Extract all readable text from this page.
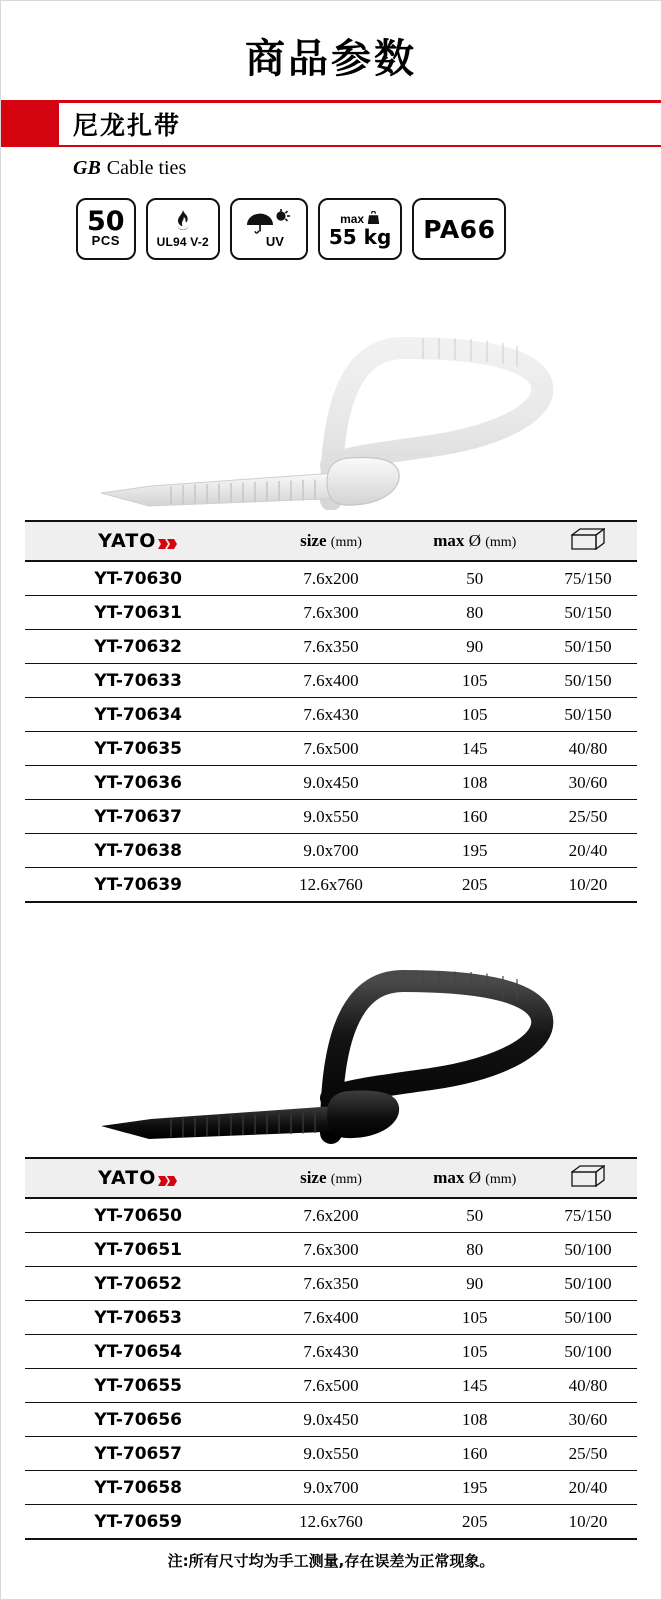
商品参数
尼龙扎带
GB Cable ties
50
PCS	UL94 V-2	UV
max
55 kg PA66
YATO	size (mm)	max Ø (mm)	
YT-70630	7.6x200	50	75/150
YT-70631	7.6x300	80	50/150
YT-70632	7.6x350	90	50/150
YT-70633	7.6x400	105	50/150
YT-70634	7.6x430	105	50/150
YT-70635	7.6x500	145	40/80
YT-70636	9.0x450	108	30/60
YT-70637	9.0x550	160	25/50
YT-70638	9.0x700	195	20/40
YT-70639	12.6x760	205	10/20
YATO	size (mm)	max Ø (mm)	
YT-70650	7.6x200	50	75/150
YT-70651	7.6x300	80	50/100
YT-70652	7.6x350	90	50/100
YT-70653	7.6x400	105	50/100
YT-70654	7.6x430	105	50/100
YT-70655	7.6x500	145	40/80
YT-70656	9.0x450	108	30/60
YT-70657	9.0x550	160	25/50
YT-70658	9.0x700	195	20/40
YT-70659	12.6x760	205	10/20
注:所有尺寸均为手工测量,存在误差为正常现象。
==
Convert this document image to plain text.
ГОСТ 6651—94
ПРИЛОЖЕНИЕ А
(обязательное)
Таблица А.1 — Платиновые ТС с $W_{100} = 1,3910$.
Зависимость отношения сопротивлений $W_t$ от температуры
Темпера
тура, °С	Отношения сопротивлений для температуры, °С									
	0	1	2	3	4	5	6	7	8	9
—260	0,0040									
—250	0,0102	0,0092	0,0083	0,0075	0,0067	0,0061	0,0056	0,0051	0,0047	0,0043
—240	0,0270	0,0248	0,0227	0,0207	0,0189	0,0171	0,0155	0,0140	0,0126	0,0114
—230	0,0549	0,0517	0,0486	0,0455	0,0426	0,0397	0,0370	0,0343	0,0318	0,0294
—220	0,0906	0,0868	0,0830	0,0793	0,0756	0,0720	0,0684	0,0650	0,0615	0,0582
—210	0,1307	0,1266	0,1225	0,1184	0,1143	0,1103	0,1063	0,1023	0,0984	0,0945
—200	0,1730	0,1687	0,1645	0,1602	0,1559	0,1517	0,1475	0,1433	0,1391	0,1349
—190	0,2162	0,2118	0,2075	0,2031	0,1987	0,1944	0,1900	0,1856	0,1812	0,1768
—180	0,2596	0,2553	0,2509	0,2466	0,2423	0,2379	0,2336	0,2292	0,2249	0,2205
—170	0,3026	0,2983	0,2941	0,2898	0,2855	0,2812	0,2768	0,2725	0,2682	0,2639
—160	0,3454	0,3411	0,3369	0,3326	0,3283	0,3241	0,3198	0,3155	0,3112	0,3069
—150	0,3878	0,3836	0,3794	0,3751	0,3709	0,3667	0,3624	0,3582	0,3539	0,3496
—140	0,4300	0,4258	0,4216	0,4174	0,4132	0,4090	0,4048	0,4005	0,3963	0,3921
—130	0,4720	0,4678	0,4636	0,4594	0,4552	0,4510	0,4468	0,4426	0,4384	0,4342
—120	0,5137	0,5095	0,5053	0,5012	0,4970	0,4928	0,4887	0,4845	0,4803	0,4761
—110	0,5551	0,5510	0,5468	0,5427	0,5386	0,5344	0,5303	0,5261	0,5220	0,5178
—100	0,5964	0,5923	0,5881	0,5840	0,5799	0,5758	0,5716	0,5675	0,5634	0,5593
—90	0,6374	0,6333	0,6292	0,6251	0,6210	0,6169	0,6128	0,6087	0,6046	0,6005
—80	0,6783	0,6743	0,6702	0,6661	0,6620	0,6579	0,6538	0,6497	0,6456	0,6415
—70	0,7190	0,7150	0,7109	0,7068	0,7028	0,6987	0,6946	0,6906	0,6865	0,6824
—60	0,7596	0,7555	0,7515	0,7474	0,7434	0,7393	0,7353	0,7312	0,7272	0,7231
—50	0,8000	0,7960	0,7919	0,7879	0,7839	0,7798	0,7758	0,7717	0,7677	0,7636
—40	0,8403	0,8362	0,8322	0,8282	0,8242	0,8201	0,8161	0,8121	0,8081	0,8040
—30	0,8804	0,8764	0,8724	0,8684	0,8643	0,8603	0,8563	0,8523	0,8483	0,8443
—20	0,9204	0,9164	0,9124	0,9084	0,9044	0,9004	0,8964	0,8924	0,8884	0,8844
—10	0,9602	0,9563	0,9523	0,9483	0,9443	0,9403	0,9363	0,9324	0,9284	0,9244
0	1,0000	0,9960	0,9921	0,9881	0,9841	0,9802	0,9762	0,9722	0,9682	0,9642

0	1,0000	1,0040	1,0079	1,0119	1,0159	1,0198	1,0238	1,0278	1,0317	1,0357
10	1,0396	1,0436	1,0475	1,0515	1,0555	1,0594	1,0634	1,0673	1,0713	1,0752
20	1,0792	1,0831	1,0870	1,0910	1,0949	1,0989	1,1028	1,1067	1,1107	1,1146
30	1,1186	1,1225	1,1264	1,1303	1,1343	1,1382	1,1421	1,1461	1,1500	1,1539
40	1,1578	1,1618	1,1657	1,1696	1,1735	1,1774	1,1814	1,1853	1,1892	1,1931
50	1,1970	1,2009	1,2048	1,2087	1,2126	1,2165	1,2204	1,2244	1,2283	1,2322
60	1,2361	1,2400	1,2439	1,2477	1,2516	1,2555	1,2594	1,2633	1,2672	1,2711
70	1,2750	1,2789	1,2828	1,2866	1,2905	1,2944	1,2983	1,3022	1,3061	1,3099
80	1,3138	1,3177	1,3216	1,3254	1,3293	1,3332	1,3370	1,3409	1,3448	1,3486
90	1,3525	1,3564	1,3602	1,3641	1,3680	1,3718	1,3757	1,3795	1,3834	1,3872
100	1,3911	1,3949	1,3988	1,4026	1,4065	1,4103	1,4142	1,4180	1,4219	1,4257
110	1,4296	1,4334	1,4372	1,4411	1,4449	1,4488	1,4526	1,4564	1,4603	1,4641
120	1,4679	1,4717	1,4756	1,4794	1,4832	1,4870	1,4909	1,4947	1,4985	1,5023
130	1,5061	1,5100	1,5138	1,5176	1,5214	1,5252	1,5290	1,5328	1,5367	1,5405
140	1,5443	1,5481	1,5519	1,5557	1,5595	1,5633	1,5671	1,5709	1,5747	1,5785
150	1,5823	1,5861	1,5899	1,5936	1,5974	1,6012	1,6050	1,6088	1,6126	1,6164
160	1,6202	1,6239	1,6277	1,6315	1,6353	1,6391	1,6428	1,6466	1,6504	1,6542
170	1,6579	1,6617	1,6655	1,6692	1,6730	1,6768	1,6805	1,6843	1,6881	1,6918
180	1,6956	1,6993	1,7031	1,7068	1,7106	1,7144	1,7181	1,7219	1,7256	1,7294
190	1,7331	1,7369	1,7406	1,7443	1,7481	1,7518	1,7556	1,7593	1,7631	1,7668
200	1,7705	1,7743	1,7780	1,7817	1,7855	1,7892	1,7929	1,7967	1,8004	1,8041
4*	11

#### [Required work]
Extract each line from the listing that holds the word "text".

#### [Response]
Extract all readable text from this page.
Convert this document image to plain text.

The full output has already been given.